(Problem to work on) Using the records below, locate all lines containing "content" and return them.

begin Extracted entries

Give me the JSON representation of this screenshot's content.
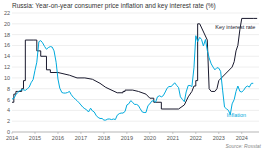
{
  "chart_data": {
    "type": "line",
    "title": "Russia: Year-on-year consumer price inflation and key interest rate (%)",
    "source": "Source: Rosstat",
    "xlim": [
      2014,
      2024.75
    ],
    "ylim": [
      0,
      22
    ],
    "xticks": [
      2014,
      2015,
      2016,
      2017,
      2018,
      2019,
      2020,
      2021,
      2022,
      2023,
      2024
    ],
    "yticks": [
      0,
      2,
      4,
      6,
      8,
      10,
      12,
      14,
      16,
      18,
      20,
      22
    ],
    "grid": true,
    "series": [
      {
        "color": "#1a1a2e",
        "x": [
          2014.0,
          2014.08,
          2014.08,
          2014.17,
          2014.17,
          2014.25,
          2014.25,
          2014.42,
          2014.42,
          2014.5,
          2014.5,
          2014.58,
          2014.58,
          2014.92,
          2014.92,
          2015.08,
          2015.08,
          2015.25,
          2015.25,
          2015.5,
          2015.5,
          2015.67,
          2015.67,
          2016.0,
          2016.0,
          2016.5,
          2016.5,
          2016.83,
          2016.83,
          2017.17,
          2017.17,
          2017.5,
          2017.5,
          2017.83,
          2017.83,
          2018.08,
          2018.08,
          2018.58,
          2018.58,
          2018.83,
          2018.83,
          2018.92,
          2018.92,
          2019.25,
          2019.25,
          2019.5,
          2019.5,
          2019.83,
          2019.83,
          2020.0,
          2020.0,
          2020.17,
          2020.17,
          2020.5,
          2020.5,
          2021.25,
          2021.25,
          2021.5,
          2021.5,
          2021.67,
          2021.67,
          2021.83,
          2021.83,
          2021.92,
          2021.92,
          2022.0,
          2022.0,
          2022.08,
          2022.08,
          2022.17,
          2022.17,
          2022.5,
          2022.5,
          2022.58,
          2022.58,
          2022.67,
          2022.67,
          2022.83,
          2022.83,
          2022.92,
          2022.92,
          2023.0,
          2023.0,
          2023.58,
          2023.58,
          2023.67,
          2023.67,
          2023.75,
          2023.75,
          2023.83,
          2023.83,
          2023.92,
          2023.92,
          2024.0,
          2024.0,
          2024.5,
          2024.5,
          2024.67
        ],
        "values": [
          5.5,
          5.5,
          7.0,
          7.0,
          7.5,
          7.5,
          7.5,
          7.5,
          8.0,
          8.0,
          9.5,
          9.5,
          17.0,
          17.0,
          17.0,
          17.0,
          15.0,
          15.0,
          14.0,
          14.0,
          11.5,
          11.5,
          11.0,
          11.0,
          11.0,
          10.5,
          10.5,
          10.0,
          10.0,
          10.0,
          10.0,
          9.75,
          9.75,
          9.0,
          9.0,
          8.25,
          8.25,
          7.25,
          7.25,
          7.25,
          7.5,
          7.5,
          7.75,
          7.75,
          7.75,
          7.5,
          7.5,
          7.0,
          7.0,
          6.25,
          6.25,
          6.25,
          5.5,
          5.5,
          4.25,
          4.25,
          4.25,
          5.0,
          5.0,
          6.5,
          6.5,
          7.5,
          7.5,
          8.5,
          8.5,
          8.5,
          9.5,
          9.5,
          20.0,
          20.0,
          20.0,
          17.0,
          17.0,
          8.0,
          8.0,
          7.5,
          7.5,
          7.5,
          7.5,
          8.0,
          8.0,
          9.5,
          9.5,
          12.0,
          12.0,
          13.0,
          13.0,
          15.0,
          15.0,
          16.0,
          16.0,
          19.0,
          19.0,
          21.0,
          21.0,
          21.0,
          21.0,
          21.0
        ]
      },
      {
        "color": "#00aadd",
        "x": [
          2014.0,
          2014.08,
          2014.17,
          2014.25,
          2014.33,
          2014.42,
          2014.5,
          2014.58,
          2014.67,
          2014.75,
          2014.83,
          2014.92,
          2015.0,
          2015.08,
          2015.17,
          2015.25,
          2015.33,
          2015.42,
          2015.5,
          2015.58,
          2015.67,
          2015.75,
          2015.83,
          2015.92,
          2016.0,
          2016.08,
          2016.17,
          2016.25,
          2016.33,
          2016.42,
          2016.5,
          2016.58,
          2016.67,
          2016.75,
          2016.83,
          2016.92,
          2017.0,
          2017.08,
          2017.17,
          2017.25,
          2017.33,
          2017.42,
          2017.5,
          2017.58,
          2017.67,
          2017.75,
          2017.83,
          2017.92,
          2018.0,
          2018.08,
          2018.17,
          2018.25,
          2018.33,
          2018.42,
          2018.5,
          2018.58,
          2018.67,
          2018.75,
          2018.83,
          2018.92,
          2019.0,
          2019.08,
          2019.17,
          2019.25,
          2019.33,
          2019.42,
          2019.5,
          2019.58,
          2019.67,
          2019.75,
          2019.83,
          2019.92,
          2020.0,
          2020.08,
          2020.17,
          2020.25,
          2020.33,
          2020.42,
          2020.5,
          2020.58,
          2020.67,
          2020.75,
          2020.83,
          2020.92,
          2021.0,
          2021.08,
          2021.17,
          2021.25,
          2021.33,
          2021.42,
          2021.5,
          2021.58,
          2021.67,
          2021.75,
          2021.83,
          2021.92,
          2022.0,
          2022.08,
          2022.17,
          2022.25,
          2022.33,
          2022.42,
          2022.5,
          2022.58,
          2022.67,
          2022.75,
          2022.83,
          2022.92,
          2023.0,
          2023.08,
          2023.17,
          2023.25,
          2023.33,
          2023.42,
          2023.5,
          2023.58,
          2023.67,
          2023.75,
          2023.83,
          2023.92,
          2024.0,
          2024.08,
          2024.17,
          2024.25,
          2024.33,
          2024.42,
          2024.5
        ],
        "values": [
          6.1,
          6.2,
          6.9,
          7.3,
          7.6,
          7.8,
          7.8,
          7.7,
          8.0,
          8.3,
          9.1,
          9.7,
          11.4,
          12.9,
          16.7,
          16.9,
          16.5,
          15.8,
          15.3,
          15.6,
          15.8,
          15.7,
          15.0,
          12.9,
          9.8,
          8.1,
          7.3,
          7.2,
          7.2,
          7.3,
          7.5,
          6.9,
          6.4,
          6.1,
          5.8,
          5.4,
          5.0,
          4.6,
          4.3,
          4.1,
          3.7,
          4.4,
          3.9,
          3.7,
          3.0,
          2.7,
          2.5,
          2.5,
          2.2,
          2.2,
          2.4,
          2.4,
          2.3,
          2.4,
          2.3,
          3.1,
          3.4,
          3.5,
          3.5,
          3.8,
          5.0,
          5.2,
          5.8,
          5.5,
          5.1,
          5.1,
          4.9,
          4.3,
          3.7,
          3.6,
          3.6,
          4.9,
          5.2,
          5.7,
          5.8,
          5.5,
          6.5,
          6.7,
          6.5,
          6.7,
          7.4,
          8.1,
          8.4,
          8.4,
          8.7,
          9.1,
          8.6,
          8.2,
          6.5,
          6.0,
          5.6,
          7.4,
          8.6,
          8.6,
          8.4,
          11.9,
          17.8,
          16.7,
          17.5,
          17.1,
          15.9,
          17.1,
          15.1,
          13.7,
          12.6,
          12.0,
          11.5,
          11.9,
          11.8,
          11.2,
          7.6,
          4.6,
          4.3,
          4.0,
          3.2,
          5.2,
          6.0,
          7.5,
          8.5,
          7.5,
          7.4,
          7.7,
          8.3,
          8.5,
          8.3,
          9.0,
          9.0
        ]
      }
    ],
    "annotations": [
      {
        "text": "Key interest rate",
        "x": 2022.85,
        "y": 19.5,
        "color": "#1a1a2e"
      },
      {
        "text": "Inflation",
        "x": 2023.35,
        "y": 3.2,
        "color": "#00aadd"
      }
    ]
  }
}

end Extracted entries
begin Extracted entries

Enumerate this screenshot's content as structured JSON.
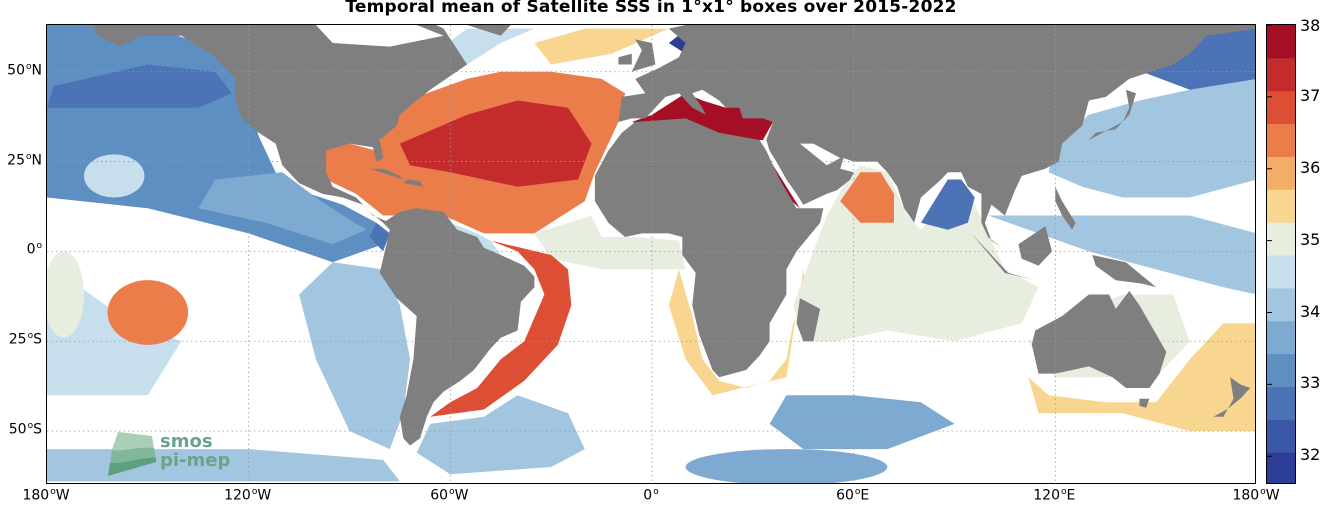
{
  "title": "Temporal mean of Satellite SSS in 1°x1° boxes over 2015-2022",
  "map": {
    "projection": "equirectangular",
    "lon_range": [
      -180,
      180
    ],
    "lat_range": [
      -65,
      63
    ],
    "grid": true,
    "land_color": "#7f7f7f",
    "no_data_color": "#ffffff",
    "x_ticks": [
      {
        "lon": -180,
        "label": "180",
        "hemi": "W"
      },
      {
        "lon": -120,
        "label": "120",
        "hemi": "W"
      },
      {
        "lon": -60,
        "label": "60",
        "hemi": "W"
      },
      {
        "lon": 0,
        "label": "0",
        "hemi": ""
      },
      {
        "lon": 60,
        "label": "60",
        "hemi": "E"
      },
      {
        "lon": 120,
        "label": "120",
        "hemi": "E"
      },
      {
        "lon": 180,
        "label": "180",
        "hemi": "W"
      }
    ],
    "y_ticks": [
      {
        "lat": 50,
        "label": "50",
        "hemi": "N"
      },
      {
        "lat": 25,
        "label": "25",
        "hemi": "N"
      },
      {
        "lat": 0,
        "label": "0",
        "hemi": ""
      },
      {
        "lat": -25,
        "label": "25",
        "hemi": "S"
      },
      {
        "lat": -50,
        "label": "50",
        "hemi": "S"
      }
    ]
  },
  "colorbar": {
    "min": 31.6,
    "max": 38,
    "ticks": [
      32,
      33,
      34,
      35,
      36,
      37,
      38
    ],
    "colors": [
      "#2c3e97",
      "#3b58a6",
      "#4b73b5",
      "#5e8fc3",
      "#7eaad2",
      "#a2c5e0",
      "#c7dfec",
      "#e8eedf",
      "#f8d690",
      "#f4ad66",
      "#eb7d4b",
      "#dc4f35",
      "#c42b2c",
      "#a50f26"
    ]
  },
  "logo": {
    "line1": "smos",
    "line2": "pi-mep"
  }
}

end Extracted entries

(Task output)
Give me the JSON representation of this screenshot's content.
Enumerate this screenshot's content as structured JSON.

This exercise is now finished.